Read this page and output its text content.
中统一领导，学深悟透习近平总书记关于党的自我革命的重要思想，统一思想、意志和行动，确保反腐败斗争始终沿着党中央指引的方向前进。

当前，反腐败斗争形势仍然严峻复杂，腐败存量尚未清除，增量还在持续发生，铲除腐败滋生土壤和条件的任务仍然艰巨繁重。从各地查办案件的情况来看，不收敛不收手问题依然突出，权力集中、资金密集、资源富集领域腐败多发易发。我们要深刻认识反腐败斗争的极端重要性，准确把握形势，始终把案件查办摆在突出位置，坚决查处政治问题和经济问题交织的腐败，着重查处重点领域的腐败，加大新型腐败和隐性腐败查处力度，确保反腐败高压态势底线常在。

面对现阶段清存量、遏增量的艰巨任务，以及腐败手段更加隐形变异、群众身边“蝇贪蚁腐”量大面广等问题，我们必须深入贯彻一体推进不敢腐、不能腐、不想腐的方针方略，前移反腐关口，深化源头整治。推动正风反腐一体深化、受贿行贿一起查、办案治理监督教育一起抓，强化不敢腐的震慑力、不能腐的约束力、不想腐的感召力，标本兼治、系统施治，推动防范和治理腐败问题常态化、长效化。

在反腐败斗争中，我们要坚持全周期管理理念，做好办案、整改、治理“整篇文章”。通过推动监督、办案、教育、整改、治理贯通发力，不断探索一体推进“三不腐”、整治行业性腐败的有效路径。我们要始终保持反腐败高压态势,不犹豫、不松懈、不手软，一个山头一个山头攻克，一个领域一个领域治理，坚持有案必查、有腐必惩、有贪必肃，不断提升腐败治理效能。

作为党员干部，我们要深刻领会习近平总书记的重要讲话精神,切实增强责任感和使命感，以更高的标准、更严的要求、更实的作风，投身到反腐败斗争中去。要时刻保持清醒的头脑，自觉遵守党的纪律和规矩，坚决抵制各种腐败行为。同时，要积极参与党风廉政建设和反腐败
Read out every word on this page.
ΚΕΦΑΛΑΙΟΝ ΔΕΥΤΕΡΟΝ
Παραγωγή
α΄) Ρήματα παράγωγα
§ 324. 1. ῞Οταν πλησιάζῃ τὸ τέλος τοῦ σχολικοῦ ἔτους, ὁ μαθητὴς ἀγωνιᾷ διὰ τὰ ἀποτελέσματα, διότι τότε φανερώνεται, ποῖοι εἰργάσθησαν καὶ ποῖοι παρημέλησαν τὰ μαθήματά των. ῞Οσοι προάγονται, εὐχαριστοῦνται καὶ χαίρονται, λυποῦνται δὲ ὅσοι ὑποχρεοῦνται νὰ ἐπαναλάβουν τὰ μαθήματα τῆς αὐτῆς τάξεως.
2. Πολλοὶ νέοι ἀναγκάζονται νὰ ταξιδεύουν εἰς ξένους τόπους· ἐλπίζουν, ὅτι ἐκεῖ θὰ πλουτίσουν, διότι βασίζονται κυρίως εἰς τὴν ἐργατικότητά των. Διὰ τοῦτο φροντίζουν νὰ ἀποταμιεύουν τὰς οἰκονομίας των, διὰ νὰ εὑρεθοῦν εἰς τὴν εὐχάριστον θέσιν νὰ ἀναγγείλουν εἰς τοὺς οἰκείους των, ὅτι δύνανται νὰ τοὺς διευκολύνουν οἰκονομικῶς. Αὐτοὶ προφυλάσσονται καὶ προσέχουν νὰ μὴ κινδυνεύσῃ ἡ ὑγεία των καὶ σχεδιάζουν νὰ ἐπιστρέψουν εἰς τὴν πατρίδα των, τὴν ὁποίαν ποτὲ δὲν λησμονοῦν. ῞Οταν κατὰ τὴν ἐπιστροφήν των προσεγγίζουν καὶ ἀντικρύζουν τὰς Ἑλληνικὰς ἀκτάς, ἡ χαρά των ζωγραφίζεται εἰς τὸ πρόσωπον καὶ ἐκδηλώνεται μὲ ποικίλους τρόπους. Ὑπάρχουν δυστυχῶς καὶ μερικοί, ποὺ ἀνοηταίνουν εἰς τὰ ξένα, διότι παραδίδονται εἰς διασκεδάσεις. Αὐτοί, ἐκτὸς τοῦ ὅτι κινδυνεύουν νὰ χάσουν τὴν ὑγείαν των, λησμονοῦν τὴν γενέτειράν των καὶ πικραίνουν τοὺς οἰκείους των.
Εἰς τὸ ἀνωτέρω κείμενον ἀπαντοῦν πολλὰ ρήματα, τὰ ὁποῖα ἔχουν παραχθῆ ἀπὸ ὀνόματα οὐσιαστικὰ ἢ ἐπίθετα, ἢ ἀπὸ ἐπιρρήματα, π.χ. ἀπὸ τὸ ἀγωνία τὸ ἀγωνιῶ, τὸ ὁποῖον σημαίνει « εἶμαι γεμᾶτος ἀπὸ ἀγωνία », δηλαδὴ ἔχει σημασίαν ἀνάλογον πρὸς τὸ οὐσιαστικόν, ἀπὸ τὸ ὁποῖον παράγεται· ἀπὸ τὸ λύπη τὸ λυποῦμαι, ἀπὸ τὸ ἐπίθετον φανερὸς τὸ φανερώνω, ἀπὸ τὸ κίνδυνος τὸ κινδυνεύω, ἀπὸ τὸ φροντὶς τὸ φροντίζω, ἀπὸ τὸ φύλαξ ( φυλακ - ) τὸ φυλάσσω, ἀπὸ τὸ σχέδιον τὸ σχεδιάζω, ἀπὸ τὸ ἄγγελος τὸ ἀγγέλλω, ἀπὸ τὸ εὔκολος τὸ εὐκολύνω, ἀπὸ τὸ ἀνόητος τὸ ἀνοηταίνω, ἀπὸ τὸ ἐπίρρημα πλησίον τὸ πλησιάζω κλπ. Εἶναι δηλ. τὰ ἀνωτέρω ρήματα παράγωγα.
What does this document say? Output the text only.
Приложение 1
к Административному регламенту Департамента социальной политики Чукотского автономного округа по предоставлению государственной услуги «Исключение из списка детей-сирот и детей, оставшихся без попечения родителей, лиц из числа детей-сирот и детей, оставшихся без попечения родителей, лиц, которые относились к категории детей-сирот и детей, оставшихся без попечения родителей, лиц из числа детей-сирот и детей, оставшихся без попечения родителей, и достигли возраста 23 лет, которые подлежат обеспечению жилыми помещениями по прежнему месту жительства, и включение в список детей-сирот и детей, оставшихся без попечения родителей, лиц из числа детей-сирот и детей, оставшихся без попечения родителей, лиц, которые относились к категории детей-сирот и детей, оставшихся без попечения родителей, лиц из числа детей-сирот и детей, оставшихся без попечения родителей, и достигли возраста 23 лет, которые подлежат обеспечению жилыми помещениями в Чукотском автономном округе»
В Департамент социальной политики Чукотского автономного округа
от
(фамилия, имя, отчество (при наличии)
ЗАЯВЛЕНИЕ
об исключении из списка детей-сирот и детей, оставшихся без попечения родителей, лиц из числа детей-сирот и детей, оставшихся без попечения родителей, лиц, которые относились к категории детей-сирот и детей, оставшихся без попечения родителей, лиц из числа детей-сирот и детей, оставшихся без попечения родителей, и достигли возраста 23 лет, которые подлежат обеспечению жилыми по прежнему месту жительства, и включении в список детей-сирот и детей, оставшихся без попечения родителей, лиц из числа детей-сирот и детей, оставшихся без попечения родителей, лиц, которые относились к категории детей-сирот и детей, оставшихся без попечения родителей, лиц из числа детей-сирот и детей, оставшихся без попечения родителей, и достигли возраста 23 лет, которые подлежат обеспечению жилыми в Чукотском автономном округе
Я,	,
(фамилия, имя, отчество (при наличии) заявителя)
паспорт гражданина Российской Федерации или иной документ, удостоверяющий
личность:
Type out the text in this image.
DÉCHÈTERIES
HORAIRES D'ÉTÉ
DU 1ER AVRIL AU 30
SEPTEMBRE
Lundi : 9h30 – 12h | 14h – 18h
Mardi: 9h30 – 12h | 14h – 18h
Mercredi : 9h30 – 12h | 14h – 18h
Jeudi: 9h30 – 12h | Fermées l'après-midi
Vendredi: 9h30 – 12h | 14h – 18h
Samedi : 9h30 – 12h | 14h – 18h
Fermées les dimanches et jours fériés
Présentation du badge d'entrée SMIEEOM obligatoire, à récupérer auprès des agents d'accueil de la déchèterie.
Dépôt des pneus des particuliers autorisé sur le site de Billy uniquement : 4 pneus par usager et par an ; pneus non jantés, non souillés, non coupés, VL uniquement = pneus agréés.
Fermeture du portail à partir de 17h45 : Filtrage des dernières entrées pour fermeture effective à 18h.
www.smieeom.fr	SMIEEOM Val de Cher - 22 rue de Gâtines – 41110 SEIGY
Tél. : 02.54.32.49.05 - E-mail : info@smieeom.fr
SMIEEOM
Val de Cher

▬▬▬▬▬▬▬▬▬▬

### Task description
Answer only with how many lines in the records include "Read".

### Completed exercise
2